Look through the data below. Show each line where the string "sources" occurs.

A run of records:
## Begin

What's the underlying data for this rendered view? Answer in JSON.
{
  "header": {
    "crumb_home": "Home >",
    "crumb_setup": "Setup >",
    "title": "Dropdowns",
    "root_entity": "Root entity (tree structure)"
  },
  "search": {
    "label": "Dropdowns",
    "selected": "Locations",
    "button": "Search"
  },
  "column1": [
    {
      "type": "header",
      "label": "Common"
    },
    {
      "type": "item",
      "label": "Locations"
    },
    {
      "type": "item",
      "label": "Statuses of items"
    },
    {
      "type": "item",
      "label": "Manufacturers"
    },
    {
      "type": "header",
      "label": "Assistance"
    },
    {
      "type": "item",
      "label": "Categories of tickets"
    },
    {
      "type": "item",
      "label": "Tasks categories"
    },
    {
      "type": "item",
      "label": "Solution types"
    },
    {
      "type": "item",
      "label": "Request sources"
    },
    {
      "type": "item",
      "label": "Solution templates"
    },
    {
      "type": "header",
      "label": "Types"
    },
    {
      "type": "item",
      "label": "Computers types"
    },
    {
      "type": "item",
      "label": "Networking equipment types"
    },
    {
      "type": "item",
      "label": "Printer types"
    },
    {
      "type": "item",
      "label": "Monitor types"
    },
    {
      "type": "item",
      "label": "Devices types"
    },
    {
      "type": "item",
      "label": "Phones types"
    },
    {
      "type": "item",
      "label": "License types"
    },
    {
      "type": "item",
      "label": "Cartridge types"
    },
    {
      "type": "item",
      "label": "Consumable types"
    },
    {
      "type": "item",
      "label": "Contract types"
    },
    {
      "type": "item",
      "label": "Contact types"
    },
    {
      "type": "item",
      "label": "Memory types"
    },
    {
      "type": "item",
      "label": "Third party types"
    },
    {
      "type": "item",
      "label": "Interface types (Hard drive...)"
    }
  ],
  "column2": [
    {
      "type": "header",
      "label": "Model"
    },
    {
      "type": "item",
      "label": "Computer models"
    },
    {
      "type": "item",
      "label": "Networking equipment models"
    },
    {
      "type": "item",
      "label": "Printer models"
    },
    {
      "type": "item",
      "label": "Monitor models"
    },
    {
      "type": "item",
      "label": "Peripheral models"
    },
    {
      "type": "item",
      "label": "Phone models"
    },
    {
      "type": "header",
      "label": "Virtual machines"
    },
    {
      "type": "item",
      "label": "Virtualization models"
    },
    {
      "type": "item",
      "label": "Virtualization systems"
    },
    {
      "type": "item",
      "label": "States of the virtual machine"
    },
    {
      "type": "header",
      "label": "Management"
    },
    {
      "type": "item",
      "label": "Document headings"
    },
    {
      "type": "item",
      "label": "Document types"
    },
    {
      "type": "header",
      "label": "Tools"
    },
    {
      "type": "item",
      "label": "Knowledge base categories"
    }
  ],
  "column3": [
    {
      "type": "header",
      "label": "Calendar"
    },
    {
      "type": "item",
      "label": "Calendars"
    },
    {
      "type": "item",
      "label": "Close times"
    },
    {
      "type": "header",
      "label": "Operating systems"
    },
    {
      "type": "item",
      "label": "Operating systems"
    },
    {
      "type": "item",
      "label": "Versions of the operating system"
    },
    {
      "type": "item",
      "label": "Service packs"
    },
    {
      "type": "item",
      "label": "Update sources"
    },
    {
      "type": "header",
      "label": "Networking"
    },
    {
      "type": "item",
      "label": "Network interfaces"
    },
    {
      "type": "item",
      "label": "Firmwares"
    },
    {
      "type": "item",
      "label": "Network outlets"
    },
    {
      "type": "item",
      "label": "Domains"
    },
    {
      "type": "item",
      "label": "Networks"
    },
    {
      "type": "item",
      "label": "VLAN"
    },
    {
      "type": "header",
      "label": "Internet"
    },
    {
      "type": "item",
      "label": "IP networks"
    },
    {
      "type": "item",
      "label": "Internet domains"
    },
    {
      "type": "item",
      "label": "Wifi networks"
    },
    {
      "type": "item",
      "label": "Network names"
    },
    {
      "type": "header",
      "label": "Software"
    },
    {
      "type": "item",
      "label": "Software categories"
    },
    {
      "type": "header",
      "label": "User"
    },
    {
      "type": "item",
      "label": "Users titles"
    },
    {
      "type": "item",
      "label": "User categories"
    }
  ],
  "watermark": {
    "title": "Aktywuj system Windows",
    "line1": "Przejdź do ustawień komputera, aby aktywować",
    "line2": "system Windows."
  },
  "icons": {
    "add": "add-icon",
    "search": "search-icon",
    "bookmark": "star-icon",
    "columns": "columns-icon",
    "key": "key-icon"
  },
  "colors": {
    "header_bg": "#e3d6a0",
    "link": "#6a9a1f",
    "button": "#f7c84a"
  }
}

## End

- Result:
      "label": "Request sources"
      "label": "Update sources"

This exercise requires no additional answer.